**AIM OF THE EXERCISE**
Word for word, copy all the data and drop the pictures.

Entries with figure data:
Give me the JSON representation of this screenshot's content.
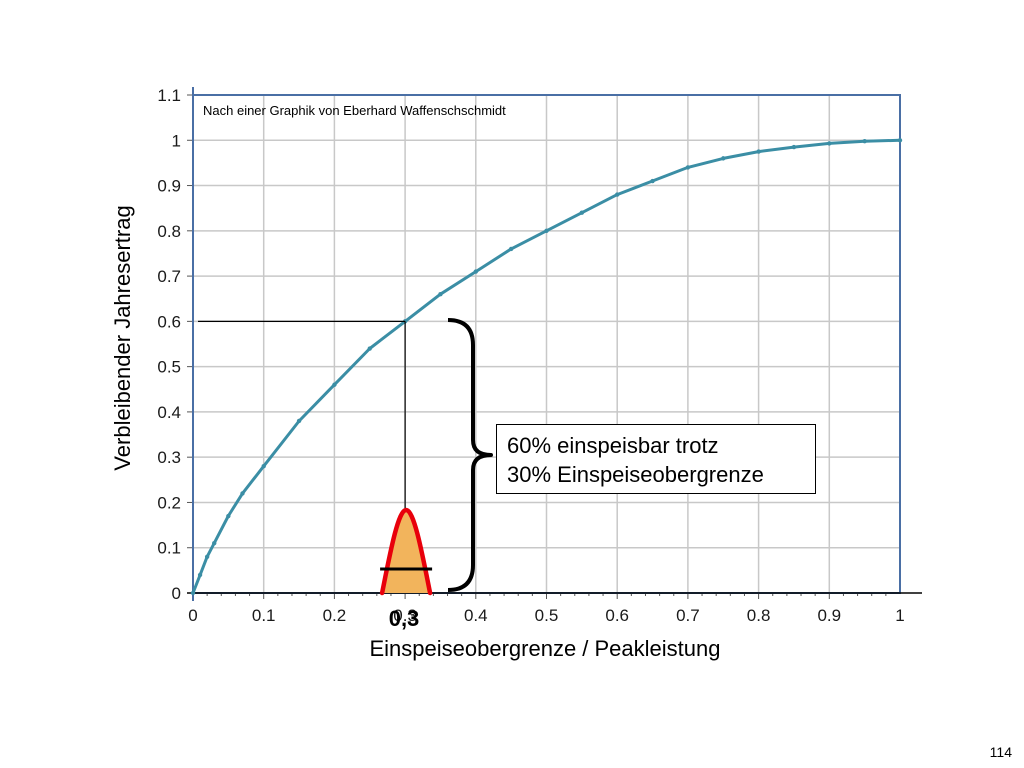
{
  "chart_data": {
    "type": "line",
    "title": "",
    "source_note": "Nach einer Graphik von Eberhard Waffenschschmidt",
    "xlabel": "Einspeiseobergrenze / Peakleistung",
    "ylabel": "Verbleibender Jahresertrag",
    "xlim": [
      0,
      1
    ],
    "ylim": [
      0,
      1.1
    ],
    "grid": true,
    "x_ticks": [
      "0",
      "0.1",
      "0.2",
      "0.3",
      "0.4",
      "0.5",
      "0.6",
      "0.7",
      "0.8",
      "0.9",
      "1"
    ],
    "y_ticks": [
      "0",
      "0.1",
      "0.2",
      "0.3",
      "0.4",
      "0.5",
      "0.6",
      "0.7",
      "0.8",
      "0.9",
      "1",
      "1.1"
    ],
    "series": [
      {
        "color": "#3b8ea5",
        "x": [
          0,
          0.01,
          0.02,
          0.03,
          0.05,
          0.07,
          0.1,
          0.15,
          0.2,
          0.25,
          0.3,
          0.35,
          0.4,
          0.45,
          0.5,
          0.55,
          0.6,
          0.65,
          0.7,
          0.75,
          0.8,
          0.85,
          0.9,
          0.95,
          1.0
        ],
        "y": [
          0,
          0.04,
          0.08,
          0.11,
          0.17,
          0.22,
          0.28,
          0.38,
          0.46,
          0.54,
          0.6,
          0.66,
          0.71,
          0.76,
          0.8,
          0.84,
          0.88,
          0.91,
          0.94,
          0.96,
          0.975,
          0.985,
          0.993,
          0.998,
          1.0
        ]
      }
    ],
    "marker": {
      "x": 0.3,
      "y": 0.6
    },
    "marker_label": "0,3",
    "distribution_color": "#f2b45c",
    "distribution_outline": "#e8000b",
    "annotation_lines": [
      "60% einspeisbar trotz",
      "30% Einspeiseobergrenze"
    ]
  },
  "page_number": "114"
}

**ANSWER TO THIS EXERCISE**
Give me the JSON representation of this screenshot's content.
{
  "chart_data": {
    "type": "line",
    "title": "",
    "source_note": "Nach einer Graphik von Eberhard Waffenschschmidt",
    "xlabel": "Einspeiseobergrenze / Peakleistung",
    "ylabel": "Verbleibender Jahresertrag",
    "xlim": [
      0,
      1
    ],
    "ylim": [
      0,
      1.1
    ],
    "grid": true,
    "x_ticks": [
      "0",
      "0.1",
      "0.2",
      "0.3",
      "0.4",
      "0.5",
      "0.6",
      "0.7",
      "0.8",
      "0.9",
      "1"
    ],
    "y_ticks": [
      "0",
      "0.1",
      "0.2",
      "0.3",
      "0.4",
      "0.5",
      "0.6",
      "0.7",
      "0.8",
      "0.9",
      "1",
      "1.1"
    ],
    "series": [
      {
        "color": "#3b8ea5",
        "x": [
          0,
          0.01,
          0.02,
          0.03,
          0.05,
          0.07,
          0.1,
          0.15,
          0.2,
          0.25,
          0.3,
          0.35,
          0.4,
          0.45,
          0.5,
          0.55,
          0.6,
          0.65,
          0.7,
          0.75,
          0.8,
          0.85,
          0.9,
          0.95,
          1.0
        ],
        "y": [
          0,
          0.04,
          0.08,
          0.11,
          0.17,
          0.22,
          0.28,
          0.38,
          0.46,
          0.54,
          0.6,
          0.66,
          0.71,
          0.76,
          0.8,
          0.84,
          0.88,
          0.91,
          0.94,
          0.96,
          0.975,
          0.985,
          0.993,
          0.998,
          1.0
        ]
      }
    ],
    "marker": {
      "x": 0.3,
      "y": 0.6
    },
    "marker_label": "0,3",
    "distribution_color": "#f2b45c",
    "distribution_outline": "#e8000b",
    "annotation_lines": [
      "60% einspeisbar trotz",
      "30% Einspeiseobergrenze"
    ]
  },
  "page_number": "114"
}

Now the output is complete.